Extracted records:
--------------------------------

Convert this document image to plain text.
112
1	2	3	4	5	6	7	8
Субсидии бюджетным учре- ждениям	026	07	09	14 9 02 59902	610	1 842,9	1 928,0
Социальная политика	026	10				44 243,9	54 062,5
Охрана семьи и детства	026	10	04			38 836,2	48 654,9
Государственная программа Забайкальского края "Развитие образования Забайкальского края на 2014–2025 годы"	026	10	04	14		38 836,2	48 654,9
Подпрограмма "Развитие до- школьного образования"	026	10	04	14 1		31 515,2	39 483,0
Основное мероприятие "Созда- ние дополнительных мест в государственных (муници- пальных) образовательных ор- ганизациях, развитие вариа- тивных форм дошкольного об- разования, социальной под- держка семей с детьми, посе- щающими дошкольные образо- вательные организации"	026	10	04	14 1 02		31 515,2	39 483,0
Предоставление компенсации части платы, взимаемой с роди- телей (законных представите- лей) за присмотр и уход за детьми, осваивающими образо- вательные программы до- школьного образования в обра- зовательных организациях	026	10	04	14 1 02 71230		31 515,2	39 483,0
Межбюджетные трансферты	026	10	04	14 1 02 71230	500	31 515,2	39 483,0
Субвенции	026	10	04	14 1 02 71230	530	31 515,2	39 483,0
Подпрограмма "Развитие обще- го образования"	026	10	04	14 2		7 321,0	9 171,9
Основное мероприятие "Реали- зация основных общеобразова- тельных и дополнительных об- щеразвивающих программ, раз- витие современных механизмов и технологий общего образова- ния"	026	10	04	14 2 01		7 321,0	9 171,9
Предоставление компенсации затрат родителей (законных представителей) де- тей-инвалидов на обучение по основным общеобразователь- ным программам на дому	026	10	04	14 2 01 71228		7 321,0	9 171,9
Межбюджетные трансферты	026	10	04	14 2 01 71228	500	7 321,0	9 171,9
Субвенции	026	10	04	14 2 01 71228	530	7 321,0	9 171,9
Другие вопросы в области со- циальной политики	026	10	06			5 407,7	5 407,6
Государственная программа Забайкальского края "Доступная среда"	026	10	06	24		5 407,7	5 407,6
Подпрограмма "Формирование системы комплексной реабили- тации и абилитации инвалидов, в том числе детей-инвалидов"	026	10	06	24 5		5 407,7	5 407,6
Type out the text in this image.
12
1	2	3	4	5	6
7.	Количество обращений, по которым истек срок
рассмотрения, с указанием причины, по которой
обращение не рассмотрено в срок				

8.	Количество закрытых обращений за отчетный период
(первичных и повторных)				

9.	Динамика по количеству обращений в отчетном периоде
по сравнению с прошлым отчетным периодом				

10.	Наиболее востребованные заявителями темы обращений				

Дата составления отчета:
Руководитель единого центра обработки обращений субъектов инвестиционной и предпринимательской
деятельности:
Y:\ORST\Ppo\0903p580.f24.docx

--------------------------------

▶ **Problem to solve**:
Restate all of the entries above precisely.

▶ **Solution to the problem**:
Convert this document image to plain text.
112
1	2	3	4	5	6	7	8
Субсидии бюджетным учре- ждениям	026	07	09	14 9 02 59902	610	1 842,9	1 928,0
Социальная политика	026	10				44 243,9	54 062,5
Охрана семьи и детства	026	10	04			38 836,2	48 654,9
Государственная программа Забайкальского края "Развитие образования Забайкальского края на 2014–2025 годы"	026	10	04	14		38 836,2	48 654,9
Подпрограмма "Развитие до- школьного образования"	026	10	04	14 1		31 515,2	39 483,0
Основное мероприятие "Созда- ние дополнительных мест в государственных (муници- пальных) образовательных ор- ганизациях, развитие вариа- тивных форм дошкольного об- разования, социальной под- держка семей с детьми, посе- щающими дошкольные образо- вательные организации"	026	10	04	14 1 02		31 515,2	39 483,0
Предоставление компенсации части платы, взимаемой с роди- телей (законных представите- лей) за присмотр и уход за детьми, осваивающими образо- вательные программы до- школьного образования в обра- зовательных организациях	026	10	04	14 1 02 71230		31 515,2	39 483,0
Межбюджетные трансферты	026	10	04	14 1 02 71230	500	31 515,2	39 483,0
Субвенции	026	10	04	14 1 02 71230	530	31 515,2	39 483,0
Подпрограмма "Развитие обще- го образования"	026	10	04	14 2		7 321,0	9 171,9
Основное мероприятие "Реали- зация основных общеобразова- тельных и дополнительных об- щеразвивающих программ, раз- витие современных механизмов и технологий общего образова- ния"	026	10	04	14 2 01		7 321,0	9 171,9
Предоставление компенсации затрат родителей (законных представителей) де- тей-инвалидов на обучение по основным общеобразователь- ным программам на дому	026	10	04	14 2 01 71228		7 321,0	9 171,9
Межбюджетные трансферты	026	10	04	14 2 01 71228	500	7 321,0	9 171,9
Субвенции	026	10	04	14 2 01 71228	530	7 321,0	9 171,9
Другие вопросы в области со- циальной политики	026	10	06			5 407,7	5 407,6
Государственная программа Забайкальского края "Доступная среда"	026	10	06	24		5 407,7	5 407,6
Подпрограмма "Формирование системы комплексной реабили- тации и абилитации инвалидов, в том числе детей-инвалидов"	026	10	06	24 5		5 407,7	5 407,6
Type out the text in this image.
12
1	2	3	4	5	6
7.	Количество обращений, по которым истек срок
рассмотрения, с указанием причины, по которой
обращение не рассмотрено в срок				

8.	Количество закрытых обращений за отчетный период
(первичных и повторных)				

9.	Динамика по количеству обращений в отчетном периоде
по сравнению с прошлым отчетным периодом				

10.	Наиболее востребованные заявителями темы обращений				

Дата составления отчета:
Руководитель единого центра обработки обращений субъектов инвестиционной и предпринимательской
деятельности:
Y:\ORST\Ppo\0903p580.f24.docx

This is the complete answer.